> _Task directions_:
Give every line below again, exactly.

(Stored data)
★ ★ ★

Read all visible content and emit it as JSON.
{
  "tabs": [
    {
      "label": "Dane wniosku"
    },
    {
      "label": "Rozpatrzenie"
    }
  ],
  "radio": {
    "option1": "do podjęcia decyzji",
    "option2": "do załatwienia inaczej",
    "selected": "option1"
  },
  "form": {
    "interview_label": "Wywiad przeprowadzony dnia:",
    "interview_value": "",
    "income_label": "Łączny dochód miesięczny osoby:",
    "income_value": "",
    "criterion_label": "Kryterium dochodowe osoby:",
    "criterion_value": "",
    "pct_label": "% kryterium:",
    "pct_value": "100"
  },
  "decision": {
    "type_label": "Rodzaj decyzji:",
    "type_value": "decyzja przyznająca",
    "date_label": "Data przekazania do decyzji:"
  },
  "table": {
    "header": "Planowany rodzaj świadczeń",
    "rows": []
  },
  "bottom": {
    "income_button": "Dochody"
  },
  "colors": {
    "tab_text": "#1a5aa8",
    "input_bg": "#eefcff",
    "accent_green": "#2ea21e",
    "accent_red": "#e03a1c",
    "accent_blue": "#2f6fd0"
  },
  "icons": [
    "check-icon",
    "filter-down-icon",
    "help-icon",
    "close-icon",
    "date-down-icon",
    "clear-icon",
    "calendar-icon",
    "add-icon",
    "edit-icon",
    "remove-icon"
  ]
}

★ ★ ★

> _Result of this exercise_:
Read all visible content and emit it as JSON.
{
  "tabs": [
    {
      "label": "Dane wniosku"
    },
    {
      "label": "Rozpatrzenie"
    }
  ],
  "radio": {
    "option1": "do podjęcia decyzji",
    "option2": "do załatwienia inaczej",
    "selected": "option1"
  },
  "form": {
    "interview_label": "Wywiad przeprowadzony dnia:",
    "interview_value": "",
    "income_label": "Łączny dochód miesięczny osoby:",
    "income_value": "",
    "criterion_label": "Kryterium dochodowe osoby:",
    "criterion_value": "",
    "pct_label": "% kryterium:",
    "pct_value": "100"
  },
  "decision": {
    "type_label": "Rodzaj decyzji:",
    "type_value": "decyzja przyznająca",
    "date_label": "Data przekazania do decyzji:"
  },
  "table": {
    "header": "Planowany rodzaj świadczeń",
    "rows": []
  },
  "bottom": {
    "income_button": "Dochody"
  },
  "colors": {
    "tab_text": "#1a5aa8",
    "input_bg": "#eefcff",
    "accent_green": "#2ea21e",
    "accent_red": "#e03a1c",
    "accent_blue": "#2f6fd0"
  },
  "icons": [
    "check-icon",
    "filter-down-icon",
    "help-icon",
    "close-icon",
    "date-down-icon",
    "clear-icon",
    "calendar-icon",
    "add-icon",
    "edit-icon",
    "remove-icon"
  ]
}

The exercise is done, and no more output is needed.